* _EXERCISE AIM_
Reproduce each line of the material exactly, minus any picture.
— start of EXTRACTED INFORMATION —
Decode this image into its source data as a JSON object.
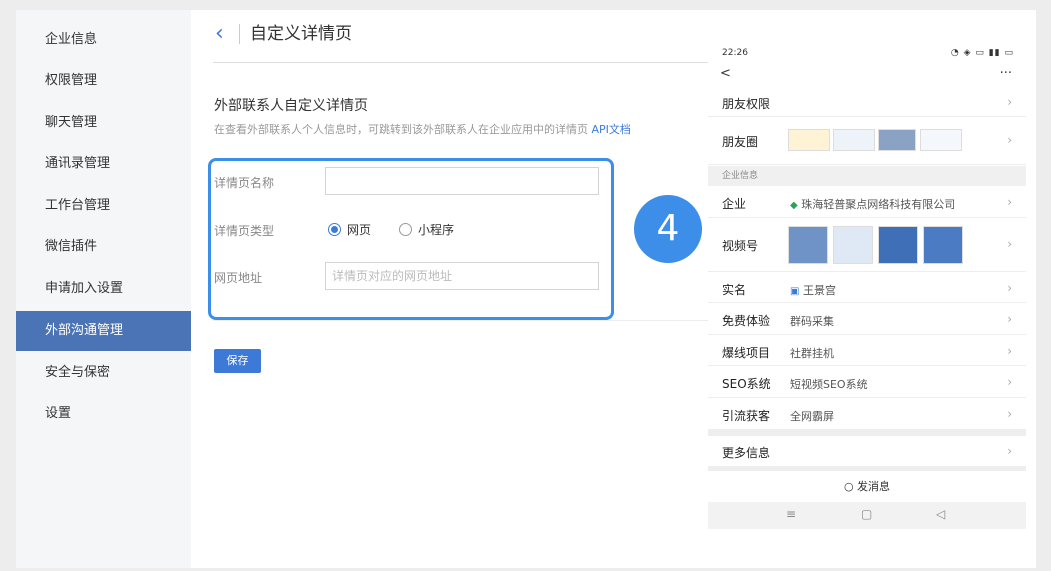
{
  "sidebar": {
    "items": [
      {
        "label": "企业信息"
      },
      {
        "label": "权限管理"
      },
      {
        "label": "聊天管理"
      },
      {
        "label": "通讯录管理"
      },
      {
        "label": "工作台管理"
      },
      {
        "label": "微信插件"
      },
      {
        "label": "申请加入设置"
      },
      {
        "label": "外部沟通管理",
        "active": true
      },
      {
        "label": "安全与保密"
      },
      {
        "label": "设置"
      }
    ]
  },
  "header": {
    "title": "自定义详情页"
  },
  "section": {
    "title": "外部联系人自定义详情页",
    "desc_prefix": "在查看外部联系人个人信息时，可跳转到该外部联系人在企业应用中的详情页",
    "desc_link": "API文档"
  },
  "form": {
    "name_label": "详情页名称",
    "name_value": "",
    "type_label": "详情页类型",
    "type_options": [
      {
        "label": "网页",
        "checked": true
      },
      {
        "label": "小程序",
        "checked": false
      }
    ],
    "url_label": "网页地址",
    "url_placeholder": "详情页对应的网页地址"
  },
  "save_label": "保存",
  "step_badge": "4",
  "phone": {
    "status_time": "22:26",
    "back": "<",
    "more": "···",
    "rows": [
      {
        "label": "朋友权限",
        "value": ""
      },
      {
        "label": "朋友圈",
        "value": ""
      },
      {
        "label": "企业",
        "value": "珠海轻普聚点网络科技有限公司"
      },
      {
        "label": "视频号",
        "value": ""
      },
      {
        "label": "实名",
        "value": "王景宫"
      },
      {
        "label": "免费体验",
        "value": "群码采集"
      },
      {
        "label": "爆线项目",
        "value": "社群挂机"
      },
      {
        "label": "SEO系统",
        "value": "短视频SEO系统"
      },
      {
        "label": "引流获客",
        "value": "全网霸屏"
      },
      {
        "label": "更多信息",
        "value": ""
      }
    ],
    "section_header": "企业信息",
    "send_message": "发消息"
  },
  "colors": {
    "accent": "#3d7ad7",
    "sidebar_active": "#4a74b5",
    "highlight_border": "#3d8ee8"
  }
}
— end of EXTRACTED INFORMATION —
* _EXERCISE SOLUTION_
Decode this image into its source data as a JSON object.
{
  "sidebar": {
    "items": [
      {
        "label": "企业信息"
      },
      {
        "label": "权限管理"
      },
      {
        "label": "聊天管理"
      },
      {
        "label": "通讯录管理"
      },
      {
        "label": "工作台管理"
      },
      {
        "label": "微信插件"
      },
      {
        "label": "申请加入设置"
      },
      {
        "label": "外部沟通管理",
        "active": true
      },
      {
        "label": "安全与保密"
      },
      {
        "label": "设置"
      }
    ]
  },
  "header": {
    "title": "自定义详情页"
  },
  "section": {
    "title": "外部联系人自定义详情页",
    "desc_prefix": "在查看外部联系人个人信息时，可跳转到该外部联系人在企业应用中的详情页",
    "desc_link": "API文档"
  },
  "form": {
    "name_label": "详情页名称",
    "name_value": "",
    "type_label": "详情页类型",
    "type_options": [
      {
        "label": "网页",
        "checked": true
      },
      {
        "label": "小程序",
        "checked": false
      }
    ],
    "url_label": "网页地址",
    "url_placeholder": "详情页对应的网页地址"
  },
  "save_label": "保存",
  "step_badge": "4",
  "phone": {
    "status_time": "22:26",
    "back": "<",
    "more": "···",
    "rows": [
      {
        "label": "朋友权限",
        "value": ""
      },
      {
        "label": "朋友圈",
        "value": ""
      },
      {
        "label": "企业",
        "value": "珠海轻普聚点网络科技有限公司"
      },
      {
        "label": "视频号",
        "value": ""
      },
      {
        "label": "实名",
        "value": "王景宫"
      },
      {
        "label": "免费体验",
        "value": "群码采集"
      },
      {
        "label": "爆线项目",
        "value": "社群挂机"
      },
      {
        "label": "SEO系统",
        "value": "短视频SEO系统"
      },
      {
        "label": "引流获客",
        "value": "全网霸屏"
      },
      {
        "label": "更多信息",
        "value": ""
      }
    ],
    "section_header": "企业信息",
    "send_message": "发消息"
  },
  "colors": {
    "accent": "#3d7ad7",
    "sidebar_active": "#4a74b5",
    "highlight_border": "#3d8ee8"
  }
}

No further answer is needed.